··· RECORD LIST

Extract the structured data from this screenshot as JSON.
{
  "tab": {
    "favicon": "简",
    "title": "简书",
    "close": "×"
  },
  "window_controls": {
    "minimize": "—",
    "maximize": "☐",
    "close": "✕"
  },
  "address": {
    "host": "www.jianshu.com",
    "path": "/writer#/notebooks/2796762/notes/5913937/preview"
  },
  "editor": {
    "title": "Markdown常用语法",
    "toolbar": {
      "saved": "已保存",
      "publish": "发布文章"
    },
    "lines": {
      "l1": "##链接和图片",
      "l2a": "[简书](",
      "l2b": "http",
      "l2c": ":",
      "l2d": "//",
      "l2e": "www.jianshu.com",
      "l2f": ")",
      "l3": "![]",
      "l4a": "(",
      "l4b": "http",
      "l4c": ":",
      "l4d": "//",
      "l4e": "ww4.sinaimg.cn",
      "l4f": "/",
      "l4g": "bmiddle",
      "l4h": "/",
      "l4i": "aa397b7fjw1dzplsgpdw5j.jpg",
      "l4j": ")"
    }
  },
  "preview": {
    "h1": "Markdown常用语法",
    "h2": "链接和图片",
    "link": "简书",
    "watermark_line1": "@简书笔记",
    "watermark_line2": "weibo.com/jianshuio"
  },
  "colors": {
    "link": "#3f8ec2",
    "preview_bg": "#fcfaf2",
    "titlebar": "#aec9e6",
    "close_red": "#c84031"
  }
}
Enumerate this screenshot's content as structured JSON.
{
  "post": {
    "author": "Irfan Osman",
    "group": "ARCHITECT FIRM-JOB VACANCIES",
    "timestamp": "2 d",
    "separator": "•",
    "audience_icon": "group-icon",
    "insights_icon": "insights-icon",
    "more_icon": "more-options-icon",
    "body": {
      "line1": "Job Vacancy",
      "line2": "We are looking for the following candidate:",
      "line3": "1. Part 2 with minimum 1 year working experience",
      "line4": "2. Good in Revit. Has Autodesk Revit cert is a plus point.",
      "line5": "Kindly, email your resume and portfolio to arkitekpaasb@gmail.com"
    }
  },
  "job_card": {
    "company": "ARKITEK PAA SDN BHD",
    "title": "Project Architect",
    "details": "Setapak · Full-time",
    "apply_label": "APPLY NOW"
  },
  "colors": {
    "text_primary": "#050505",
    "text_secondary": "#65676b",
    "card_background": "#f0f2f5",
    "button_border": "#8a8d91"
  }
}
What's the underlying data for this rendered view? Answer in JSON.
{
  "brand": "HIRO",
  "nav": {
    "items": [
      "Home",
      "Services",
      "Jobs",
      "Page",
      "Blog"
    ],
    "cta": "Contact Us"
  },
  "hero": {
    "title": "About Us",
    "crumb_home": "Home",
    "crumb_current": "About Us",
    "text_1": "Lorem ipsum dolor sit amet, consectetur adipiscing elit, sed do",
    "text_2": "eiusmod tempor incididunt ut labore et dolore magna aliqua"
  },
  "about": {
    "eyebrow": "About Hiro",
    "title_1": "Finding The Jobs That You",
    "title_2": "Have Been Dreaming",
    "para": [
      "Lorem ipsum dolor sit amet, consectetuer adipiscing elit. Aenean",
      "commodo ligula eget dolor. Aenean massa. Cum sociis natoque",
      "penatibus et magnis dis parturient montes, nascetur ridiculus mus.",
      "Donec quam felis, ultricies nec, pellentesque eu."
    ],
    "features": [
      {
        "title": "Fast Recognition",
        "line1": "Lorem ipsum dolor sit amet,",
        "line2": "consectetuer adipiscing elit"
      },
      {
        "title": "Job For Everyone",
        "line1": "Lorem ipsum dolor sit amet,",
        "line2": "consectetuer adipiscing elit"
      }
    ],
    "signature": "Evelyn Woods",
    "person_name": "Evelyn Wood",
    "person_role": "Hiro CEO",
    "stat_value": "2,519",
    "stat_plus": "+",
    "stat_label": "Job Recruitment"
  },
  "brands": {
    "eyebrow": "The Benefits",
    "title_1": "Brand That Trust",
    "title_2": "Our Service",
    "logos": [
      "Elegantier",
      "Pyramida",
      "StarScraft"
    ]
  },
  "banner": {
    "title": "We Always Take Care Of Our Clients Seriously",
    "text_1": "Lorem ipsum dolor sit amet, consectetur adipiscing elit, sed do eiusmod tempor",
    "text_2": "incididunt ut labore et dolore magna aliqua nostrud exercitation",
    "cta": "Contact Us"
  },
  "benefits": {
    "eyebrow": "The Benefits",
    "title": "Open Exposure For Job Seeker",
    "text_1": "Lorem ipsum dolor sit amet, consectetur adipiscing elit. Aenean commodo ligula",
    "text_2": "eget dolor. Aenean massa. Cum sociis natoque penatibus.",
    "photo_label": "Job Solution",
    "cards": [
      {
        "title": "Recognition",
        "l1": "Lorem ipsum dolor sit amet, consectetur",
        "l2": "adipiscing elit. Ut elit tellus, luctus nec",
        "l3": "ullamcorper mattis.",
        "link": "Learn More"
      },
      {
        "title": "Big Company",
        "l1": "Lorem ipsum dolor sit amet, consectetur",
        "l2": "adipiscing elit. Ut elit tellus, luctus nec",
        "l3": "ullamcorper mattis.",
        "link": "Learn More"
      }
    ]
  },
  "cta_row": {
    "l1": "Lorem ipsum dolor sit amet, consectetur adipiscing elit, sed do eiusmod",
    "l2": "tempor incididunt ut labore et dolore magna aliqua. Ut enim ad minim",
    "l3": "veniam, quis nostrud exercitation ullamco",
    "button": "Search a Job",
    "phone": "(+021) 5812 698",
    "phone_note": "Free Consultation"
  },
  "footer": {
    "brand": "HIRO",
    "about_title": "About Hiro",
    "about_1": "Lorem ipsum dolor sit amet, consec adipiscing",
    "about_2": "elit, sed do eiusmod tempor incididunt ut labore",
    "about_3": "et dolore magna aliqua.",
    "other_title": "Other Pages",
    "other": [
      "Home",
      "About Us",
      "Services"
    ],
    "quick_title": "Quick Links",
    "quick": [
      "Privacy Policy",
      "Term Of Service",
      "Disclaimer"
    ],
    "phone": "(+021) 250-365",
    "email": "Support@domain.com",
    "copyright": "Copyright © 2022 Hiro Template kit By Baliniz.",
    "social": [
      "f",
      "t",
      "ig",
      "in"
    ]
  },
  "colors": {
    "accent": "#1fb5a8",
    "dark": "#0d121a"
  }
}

······

* **THE TASK**: Lines containing the string "massa" are to be selected and copied.

* **FINISHED ANSWER**:
      "commodo ligula eget dolor. Aenean massa. Cum sociis natoque",
    "text_2": "eget dolor. Aenean massa. Cum sociis natoque penatibus.",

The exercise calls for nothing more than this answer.